Return the material word for word. Do not include the pictures.

Part of a data file
┄┄┄┄┄┄┄┄┄┄

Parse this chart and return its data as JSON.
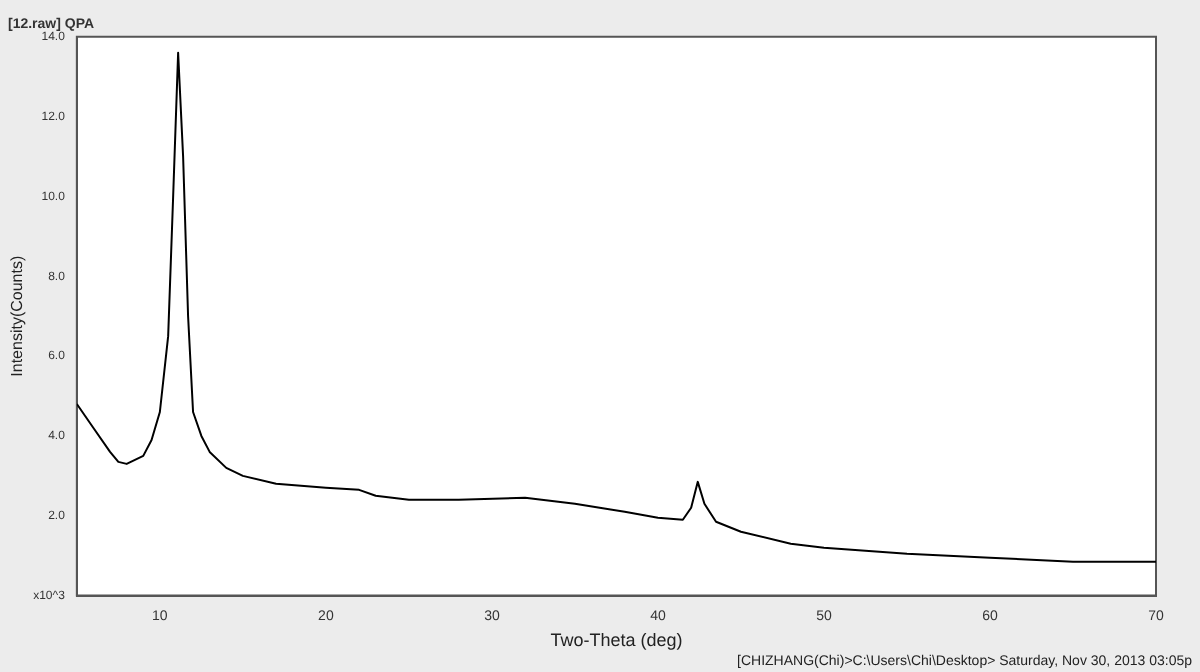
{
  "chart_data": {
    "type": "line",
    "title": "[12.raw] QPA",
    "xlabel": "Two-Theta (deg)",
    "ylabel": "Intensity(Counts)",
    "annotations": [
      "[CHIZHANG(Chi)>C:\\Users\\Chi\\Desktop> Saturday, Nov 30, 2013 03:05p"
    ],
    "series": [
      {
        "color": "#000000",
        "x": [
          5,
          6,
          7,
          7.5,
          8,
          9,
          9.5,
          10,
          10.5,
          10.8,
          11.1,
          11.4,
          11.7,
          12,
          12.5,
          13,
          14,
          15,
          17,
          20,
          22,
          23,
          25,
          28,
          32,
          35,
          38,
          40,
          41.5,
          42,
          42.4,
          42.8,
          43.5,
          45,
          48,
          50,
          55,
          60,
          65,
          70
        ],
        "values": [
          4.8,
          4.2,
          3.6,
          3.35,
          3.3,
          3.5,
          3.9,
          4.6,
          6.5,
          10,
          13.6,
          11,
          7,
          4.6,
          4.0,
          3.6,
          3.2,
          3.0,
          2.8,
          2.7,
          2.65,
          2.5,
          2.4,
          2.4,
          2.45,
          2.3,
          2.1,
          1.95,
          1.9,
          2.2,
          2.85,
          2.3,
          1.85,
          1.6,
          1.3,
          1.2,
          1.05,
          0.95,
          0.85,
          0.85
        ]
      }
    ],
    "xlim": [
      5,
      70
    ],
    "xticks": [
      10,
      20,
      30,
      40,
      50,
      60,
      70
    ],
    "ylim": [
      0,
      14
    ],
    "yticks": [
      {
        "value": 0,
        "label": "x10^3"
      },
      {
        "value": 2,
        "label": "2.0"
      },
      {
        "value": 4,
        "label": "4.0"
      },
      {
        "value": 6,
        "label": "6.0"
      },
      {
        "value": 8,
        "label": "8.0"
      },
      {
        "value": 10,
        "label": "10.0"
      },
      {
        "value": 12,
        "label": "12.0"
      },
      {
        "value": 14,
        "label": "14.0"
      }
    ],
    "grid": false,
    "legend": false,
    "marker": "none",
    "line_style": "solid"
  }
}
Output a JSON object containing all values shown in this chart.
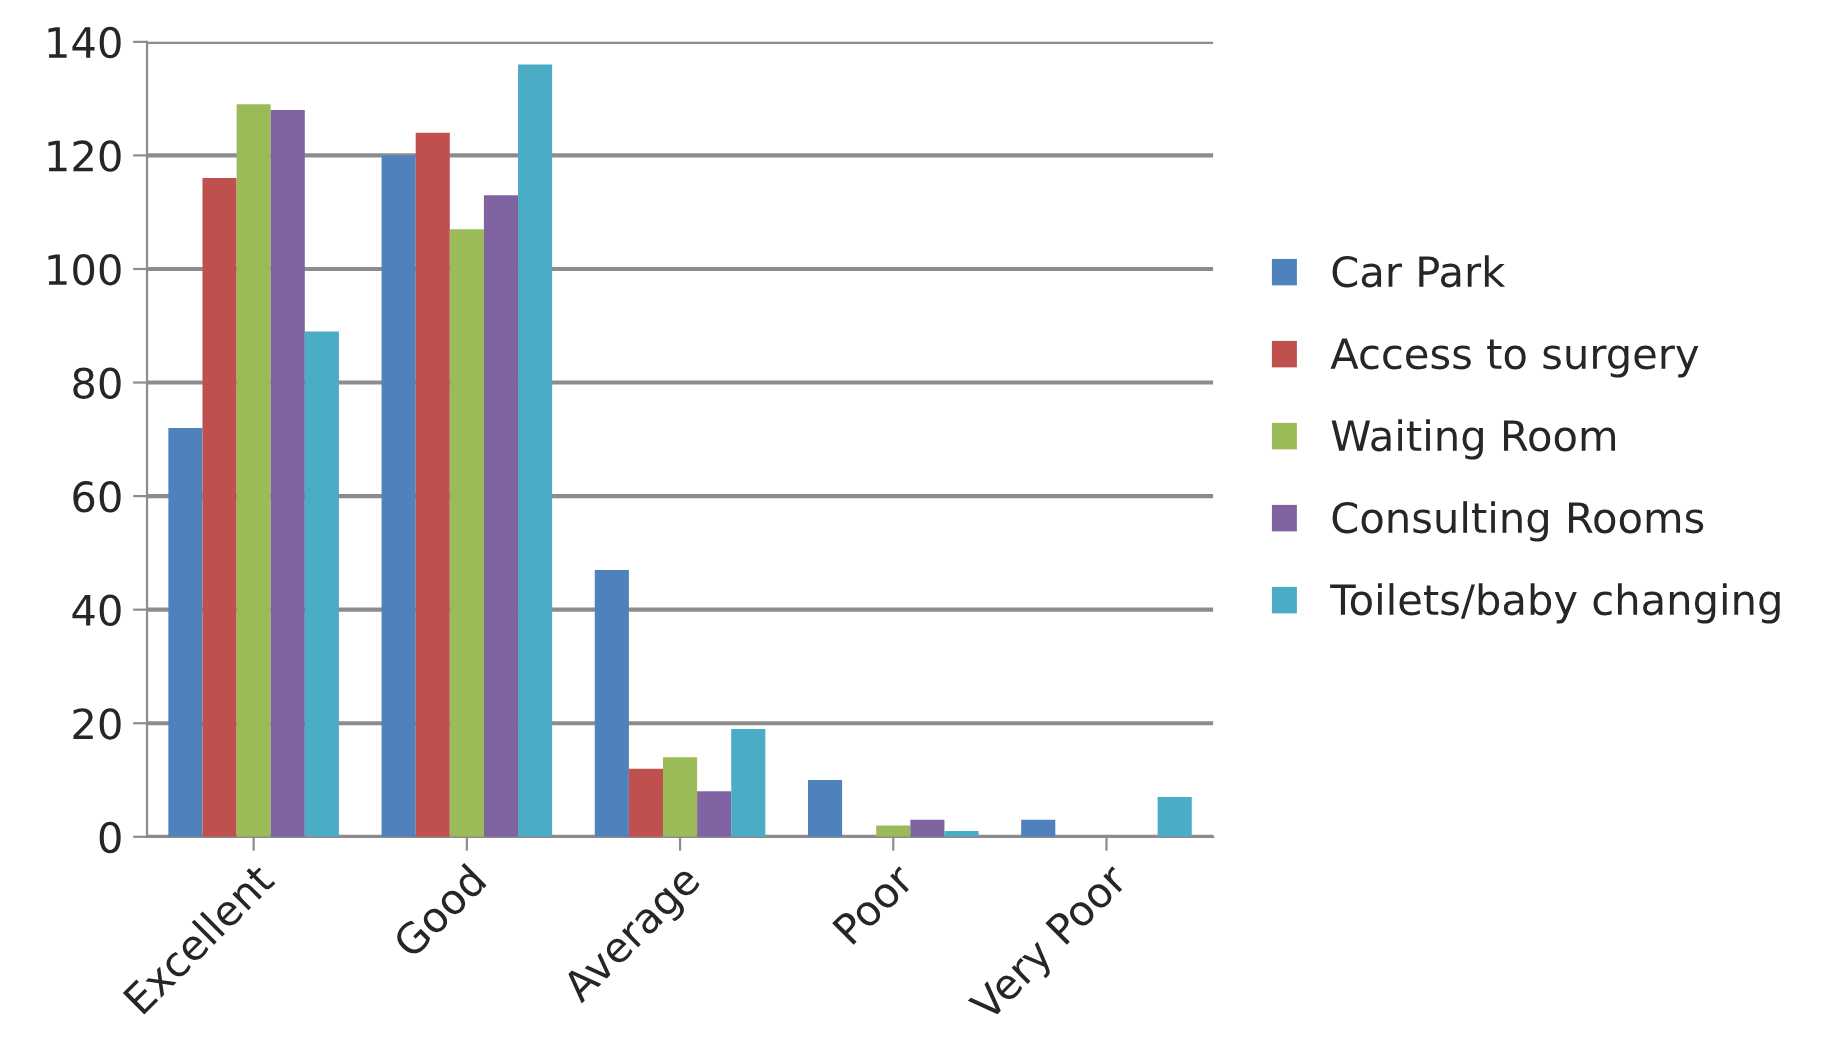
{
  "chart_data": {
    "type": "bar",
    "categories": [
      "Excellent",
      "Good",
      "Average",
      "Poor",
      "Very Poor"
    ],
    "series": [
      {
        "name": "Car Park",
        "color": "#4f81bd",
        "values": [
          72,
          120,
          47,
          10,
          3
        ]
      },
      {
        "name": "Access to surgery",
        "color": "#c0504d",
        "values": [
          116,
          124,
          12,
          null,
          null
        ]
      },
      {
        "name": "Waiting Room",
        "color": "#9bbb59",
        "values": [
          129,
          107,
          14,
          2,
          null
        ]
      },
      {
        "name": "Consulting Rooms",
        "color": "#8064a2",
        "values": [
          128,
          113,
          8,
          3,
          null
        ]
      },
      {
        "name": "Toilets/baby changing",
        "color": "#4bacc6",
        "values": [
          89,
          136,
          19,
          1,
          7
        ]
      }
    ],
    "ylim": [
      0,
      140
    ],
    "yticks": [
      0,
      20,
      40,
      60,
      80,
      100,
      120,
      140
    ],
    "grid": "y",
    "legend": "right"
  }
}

┄┄┄┄┄┄┄┄┄┄

**RESPONSE:**
Parse this chart and return its data as JSON.
{
  "chart_data": {
    "type": "line",
    "title": "[12.raw] QPA",
    "xlabel": "Two-Theta (deg)",
    "ylabel": "Intensity(Counts)",
    "annotations": [
      "[CHIZHANG(Chi)>C:\\Users\\Chi\\Desktop> Saturday, Nov 30, 2013 03:05p"
    ],
    "series": [
      {
        "color": "#000000",
        "x": [
          5,
          6,
          7,
          7.5,
          8,
          9,
          9.5,
          10,
          10.5,
          10.8,
          11.1,
          11.4,
          11.7,
          12,
          12.5,
          13,
          14,
          15,
          17,
          20,
          22,
          23,
          25,
          28,
          32,
          35,
          38,
          40,
          41.5,
          42,
          42.4,
          42.8,
          43.5,
          45,
          48,
          50,
          55,
          60,
          65,
          70
        ],
        "values": [
          4.8,
          4.2,
          3.6,
          3.35,
          3.3,
          3.5,
          3.9,
          4.6,
          6.5,
          10,
          13.6,
          11,
          7,
          4.6,
          4.0,
          3.6,
          3.2,
          3.0,
          2.8,
          2.7,
          2.65,
          2.5,
          2.4,
          2.4,
          2.45,
          2.3,
          2.1,
          1.95,
          1.9,
          2.2,
          2.85,
          2.3,
          1.85,
          1.6,
          1.3,
          1.2,
          1.05,
          0.95,
          0.85,
          0.85
        ]
      }
    ],
    "xlim": [
      5,
      70
    ],
    "xticks": [
      10,
      20,
      30,
      40,
      50,
      60,
      70
    ],
    "ylim": [
      0,
      14
    ],
    "yticks": [
      {
        "value": 0,
        "label": "x10^3"
      },
      {
        "value": 2,
        "label": "2.0"
      },
      {
        "value": 4,
        "label": "4.0"
      },
      {
        "value": 6,
        "label": "6.0"
      },
      {
        "value": 8,
        "label": "8.0"
      },
      {
        "value": 10,
        "label": "10.0"
      },
      {
        "value": 12,
        "label": "12.0"
      },
      {
        "value": 14,
        "label": "14.0"
      }
    ],
    "grid": false,
    "legend": false,
    "marker": "none",
    "line_style": "solid"
  }
}
Output a JSON object containing all values shown in this chart.
{
  "chart_data": {
    "type": "bar",
    "categories": [
      "Excellent",
      "Good",
      "Average",
      "Poor",
      "Very Poor"
    ],
    "series": [
      {
        "name": "Car Park",
        "color": "#4f81bd",
        "values": [
          72,
          120,
          47,
          10,
          3
        ]
      },
      {
        "name": "Access to surgery",
        "color": "#c0504d",
        "values": [
          116,
          124,
          12,
          null,
          null
        ]
      },
      {
        "name": "Waiting Room",
        "color": "#9bbb59",
        "values": [
          129,
          107,
          14,
          2,
          null
        ]
      },
      {
        "name": "Consulting Rooms",
        "color": "#8064a2",
        "values": [
          128,
          113,
          8,
          3,
          null
        ]
      },
      {
        "name": "Toilets/baby changing",
        "color": "#4bacc6",
        "values": [
          89,
          136,
          19,
          1,
          7
        ]
      }
    ],
    "ylim": [
      0,
      140
    ],
    "yticks": [
      0,
      20,
      40,
      60,
      80,
      100,
      120,
      140
    ],
    "grid": "y",
    "legend": "right"
  }
}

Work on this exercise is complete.